What you are asked to do:
Provide only the number of lines where "screenshot" occurs.

Begin Items

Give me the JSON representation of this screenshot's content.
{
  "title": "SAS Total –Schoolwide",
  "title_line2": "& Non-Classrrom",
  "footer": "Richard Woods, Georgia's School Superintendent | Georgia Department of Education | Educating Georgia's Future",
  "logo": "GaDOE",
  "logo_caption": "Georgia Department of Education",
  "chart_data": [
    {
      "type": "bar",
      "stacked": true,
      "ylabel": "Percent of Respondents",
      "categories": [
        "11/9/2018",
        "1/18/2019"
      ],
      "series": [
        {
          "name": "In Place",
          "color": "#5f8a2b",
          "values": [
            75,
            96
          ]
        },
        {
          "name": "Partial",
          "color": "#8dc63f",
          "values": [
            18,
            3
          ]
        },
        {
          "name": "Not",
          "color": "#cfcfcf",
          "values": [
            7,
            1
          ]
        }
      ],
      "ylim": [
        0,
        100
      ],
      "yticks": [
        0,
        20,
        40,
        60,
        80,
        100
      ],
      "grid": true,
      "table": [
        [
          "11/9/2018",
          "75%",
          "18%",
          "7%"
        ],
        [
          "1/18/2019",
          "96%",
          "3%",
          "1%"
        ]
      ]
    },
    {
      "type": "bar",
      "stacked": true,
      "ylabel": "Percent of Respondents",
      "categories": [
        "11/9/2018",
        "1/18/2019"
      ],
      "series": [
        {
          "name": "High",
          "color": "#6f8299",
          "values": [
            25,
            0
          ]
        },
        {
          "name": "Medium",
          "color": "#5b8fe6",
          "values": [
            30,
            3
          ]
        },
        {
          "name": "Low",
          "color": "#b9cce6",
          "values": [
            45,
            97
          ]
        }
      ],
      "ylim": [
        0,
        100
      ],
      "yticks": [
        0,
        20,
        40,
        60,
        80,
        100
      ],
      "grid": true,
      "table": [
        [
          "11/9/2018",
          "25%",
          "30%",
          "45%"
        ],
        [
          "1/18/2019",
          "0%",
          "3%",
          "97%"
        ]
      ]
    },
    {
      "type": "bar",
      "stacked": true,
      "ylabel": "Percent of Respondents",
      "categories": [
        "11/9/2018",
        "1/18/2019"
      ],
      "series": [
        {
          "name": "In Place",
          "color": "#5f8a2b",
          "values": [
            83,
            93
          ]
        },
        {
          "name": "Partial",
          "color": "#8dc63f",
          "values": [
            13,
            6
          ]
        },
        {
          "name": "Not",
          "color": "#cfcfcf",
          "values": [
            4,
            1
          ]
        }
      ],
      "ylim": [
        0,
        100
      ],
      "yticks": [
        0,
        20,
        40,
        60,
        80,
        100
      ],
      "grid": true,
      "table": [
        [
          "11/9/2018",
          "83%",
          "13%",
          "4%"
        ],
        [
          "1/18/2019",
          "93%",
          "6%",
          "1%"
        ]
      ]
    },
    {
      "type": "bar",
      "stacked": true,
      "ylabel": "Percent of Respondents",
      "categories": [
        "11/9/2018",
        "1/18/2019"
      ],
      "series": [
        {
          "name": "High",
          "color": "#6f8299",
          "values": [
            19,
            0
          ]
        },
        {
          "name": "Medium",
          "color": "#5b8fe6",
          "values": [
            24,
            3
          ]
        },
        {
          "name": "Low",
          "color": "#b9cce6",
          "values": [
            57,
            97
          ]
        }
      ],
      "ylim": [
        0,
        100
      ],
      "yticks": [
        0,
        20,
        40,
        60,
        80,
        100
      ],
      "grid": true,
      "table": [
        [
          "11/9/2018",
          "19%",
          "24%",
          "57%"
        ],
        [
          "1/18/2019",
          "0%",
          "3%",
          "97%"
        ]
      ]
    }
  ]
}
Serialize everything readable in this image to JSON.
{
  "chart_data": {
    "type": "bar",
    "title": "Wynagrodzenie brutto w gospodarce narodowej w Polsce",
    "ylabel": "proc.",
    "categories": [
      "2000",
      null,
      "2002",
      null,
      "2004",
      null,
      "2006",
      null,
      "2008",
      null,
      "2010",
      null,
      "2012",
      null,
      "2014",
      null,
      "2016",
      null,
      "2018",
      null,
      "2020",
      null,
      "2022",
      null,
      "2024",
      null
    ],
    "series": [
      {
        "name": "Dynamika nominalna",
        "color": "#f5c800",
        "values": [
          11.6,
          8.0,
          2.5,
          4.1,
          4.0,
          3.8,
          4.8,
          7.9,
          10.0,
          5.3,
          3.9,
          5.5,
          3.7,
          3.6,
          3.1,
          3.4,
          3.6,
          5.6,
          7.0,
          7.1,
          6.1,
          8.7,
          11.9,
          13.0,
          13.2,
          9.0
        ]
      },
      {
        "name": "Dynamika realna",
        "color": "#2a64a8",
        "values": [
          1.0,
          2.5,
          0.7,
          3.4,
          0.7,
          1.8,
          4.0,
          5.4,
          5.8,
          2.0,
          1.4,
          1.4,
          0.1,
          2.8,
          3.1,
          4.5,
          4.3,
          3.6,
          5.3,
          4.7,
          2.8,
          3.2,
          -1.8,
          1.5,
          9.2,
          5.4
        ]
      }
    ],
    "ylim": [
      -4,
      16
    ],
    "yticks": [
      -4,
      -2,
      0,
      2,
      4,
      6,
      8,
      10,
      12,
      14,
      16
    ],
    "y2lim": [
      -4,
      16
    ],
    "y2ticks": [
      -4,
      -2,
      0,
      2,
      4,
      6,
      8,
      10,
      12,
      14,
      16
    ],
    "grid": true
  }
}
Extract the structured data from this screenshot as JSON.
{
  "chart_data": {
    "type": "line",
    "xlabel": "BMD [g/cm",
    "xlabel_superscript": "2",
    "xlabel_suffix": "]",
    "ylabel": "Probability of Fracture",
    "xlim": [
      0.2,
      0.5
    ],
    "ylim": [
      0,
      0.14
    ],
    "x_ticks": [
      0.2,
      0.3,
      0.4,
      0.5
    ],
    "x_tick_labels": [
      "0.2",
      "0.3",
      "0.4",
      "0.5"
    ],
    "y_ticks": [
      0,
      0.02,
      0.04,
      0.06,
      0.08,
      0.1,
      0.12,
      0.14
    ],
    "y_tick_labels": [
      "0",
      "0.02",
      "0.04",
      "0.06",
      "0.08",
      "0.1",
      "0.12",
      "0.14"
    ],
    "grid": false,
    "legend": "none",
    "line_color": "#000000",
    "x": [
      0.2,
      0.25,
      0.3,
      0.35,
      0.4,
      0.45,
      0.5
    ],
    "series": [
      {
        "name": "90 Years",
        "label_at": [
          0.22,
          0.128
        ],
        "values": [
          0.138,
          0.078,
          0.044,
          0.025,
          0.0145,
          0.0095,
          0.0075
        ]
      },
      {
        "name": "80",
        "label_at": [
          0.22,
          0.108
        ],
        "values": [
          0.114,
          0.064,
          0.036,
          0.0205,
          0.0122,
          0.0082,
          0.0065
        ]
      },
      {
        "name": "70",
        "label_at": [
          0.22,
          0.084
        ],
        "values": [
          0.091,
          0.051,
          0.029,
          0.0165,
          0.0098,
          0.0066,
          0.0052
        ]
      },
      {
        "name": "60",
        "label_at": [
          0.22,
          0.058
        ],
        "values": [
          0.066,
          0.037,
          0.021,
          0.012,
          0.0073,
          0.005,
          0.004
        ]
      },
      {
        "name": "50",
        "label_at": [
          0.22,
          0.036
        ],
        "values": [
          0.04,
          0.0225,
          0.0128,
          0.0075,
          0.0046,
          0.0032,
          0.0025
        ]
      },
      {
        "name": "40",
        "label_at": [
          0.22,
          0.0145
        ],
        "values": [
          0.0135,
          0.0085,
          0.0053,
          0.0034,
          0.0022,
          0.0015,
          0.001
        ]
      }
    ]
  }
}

End Items

Solution to this exercise:
2